**INSTRUCTION:** Look through the data below and return each line where "extremists" appears.

* begin DATA EXCERPTS *

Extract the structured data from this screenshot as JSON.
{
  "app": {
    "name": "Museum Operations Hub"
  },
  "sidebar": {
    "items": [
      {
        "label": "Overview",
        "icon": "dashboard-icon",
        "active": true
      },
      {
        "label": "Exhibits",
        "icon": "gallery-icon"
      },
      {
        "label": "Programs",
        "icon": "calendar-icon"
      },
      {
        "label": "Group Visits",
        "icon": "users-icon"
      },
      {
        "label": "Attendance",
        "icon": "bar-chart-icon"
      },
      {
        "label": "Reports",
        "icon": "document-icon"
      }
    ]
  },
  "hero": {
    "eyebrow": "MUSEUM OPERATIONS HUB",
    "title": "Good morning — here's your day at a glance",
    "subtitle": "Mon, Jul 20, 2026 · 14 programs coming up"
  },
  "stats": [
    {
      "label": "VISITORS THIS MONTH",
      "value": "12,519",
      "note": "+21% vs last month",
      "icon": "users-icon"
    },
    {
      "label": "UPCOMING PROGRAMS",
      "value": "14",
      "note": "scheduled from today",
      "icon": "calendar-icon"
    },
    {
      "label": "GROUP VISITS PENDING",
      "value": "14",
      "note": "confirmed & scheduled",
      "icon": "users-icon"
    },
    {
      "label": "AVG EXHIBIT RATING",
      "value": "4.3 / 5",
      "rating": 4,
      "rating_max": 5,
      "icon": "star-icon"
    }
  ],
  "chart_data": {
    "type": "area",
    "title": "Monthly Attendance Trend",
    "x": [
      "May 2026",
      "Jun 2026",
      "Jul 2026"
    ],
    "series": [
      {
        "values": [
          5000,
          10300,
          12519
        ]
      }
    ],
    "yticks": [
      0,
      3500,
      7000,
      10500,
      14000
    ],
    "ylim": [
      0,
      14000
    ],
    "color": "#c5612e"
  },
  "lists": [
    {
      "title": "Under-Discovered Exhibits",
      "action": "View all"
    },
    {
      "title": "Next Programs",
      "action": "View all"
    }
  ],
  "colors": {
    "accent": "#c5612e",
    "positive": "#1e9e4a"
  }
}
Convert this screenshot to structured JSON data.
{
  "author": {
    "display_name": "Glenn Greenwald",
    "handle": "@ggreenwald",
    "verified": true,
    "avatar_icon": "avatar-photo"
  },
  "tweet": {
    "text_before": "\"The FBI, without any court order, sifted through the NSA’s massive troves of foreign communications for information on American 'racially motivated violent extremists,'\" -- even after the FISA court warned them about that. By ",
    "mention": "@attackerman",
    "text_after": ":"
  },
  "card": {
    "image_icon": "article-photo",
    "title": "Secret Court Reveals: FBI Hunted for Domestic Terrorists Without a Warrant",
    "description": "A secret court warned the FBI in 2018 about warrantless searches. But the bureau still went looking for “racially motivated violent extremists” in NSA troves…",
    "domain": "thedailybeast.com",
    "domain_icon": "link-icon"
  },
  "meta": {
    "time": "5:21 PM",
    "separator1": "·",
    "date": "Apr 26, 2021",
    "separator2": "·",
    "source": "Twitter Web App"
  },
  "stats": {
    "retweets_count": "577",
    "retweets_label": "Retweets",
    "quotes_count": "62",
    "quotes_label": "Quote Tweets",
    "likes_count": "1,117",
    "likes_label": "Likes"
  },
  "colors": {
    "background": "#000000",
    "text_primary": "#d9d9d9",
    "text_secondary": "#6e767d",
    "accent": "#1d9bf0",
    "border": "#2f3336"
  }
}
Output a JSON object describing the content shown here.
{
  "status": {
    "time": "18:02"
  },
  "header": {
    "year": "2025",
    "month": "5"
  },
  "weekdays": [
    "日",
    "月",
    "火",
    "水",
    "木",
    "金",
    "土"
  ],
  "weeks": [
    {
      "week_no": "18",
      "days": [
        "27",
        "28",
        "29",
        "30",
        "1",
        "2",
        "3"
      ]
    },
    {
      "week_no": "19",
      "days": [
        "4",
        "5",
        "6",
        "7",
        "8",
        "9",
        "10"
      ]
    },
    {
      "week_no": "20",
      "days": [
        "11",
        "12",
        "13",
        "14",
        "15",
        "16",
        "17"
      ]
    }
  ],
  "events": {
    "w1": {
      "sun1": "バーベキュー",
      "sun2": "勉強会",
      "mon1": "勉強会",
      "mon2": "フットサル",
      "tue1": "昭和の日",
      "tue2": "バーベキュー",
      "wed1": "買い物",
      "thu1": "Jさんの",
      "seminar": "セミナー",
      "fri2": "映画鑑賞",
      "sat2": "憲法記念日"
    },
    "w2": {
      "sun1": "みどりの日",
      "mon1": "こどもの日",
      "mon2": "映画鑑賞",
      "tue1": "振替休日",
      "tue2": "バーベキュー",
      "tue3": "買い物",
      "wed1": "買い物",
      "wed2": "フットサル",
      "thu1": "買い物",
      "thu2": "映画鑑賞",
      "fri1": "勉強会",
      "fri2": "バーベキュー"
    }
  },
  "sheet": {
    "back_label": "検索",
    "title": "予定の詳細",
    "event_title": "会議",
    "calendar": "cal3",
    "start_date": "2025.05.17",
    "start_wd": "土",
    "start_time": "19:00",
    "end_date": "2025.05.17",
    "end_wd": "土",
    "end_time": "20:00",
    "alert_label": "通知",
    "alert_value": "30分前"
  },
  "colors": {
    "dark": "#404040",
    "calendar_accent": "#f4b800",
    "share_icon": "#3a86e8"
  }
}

* end DATA EXCERPTS *

**PROBLEM SOLUTION:**
    "text_before": "\"The FBI, without any court order, sifted through the NSA’s massive troves of foreign communications for information on American 'racially motivated violent extremists,'\" -- even after the FISA court warned them about that. By ",
    "description": "A secret court warned the FBI in 2018 about warrantless searches. But the bureau still went looking for “racially motivated violent extremists” in NSA troves…",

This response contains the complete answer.